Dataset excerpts
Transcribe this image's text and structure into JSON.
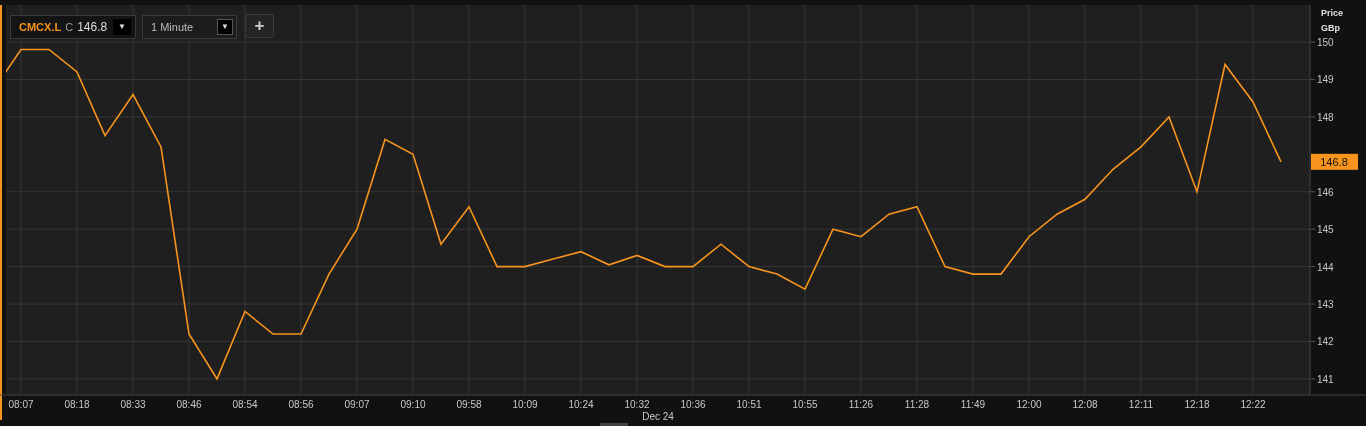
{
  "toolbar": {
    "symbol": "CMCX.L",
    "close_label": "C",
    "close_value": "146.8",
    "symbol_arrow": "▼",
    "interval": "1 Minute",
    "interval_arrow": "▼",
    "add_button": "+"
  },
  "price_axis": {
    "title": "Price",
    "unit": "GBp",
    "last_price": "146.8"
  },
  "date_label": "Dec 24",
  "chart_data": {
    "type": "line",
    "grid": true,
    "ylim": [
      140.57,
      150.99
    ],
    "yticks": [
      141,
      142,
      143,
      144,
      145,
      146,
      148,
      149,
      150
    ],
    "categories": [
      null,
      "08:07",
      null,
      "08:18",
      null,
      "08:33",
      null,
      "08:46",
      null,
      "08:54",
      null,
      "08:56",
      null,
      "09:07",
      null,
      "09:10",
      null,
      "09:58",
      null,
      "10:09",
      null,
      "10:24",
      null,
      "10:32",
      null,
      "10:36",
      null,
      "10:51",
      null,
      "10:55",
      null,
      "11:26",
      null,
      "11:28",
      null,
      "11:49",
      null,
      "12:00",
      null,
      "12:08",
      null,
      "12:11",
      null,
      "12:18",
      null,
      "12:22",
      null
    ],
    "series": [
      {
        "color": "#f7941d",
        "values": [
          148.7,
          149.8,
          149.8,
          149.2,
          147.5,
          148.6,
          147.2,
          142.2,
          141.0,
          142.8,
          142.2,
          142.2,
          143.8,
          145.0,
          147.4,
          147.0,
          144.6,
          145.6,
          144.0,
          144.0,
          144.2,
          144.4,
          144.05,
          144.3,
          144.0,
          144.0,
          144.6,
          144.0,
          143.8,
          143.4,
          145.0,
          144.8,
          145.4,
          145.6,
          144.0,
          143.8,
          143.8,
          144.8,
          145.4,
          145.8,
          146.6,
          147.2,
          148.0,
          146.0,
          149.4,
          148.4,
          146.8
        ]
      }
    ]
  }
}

* Given exercise *
Exclude the images and reproduce the remaining data exactly.

* Task answer *
Transcribe this image's text and structure into JSON.
{
  "toolbar": {
    "symbol": "CMCX.L",
    "close_label": "C",
    "close_value": "146.8",
    "symbol_arrow": "▼",
    "interval": "1 Minute",
    "interval_arrow": "▼",
    "add_button": "+"
  },
  "price_axis": {
    "title": "Price",
    "unit": "GBp",
    "last_price": "146.8"
  },
  "date_label": "Dec 24",
  "chart_data": {
    "type": "line",
    "grid": true,
    "ylim": [
      140.57,
      150.99
    ],
    "yticks": [
      141,
      142,
      143,
      144,
      145,
      146,
      148,
      149,
      150
    ],
    "categories": [
      null,
      "08:07",
      null,
      "08:18",
      null,
      "08:33",
      null,
      "08:46",
      null,
      "08:54",
      null,
      "08:56",
      null,
      "09:07",
      null,
      "09:10",
      null,
      "09:58",
      null,
      "10:09",
      null,
      "10:24",
      null,
      "10:32",
      null,
      "10:36",
      null,
      "10:51",
      null,
      "10:55",
      null,
      "11:26",
      null,
      "11:28",
      null,
      "11:49",
      null,
      "12:00",
      null,
      "12:08",
      null,
      "12:11",
      null,
      "12:18",
      null,
      "12:22",
      null
    ],
    "series": [
      {
        "color": "#f7941d",
        "values": [
          148.7,
          149.8,
          149.8,
          149.2,
          147.5,
          148.6,
          147.2,
          142.2,
          141.0,
          142.8,
          142.2,
          142.2,
          143.8,
          145.0,
          147.4,
          147.0,
          144.6,
          145.6,
          144.0,
          144.0,
          144.2,
          144.4,
          144.05,
          144.3,
          144.0,
          144.0,
          144.6,
          144.0,
          143.8,
          143.4,
          145.0,
          144.8,
          145.4,
          145.6,
          144.0,
          143.8,
          143.8,
          144.8,
          145.4,
          145.8,
          146.6,
          147.2,
          148.0,
          146.0,
          149.4,
          148.4,
          146.8
        ]
      }
    ]
  }
}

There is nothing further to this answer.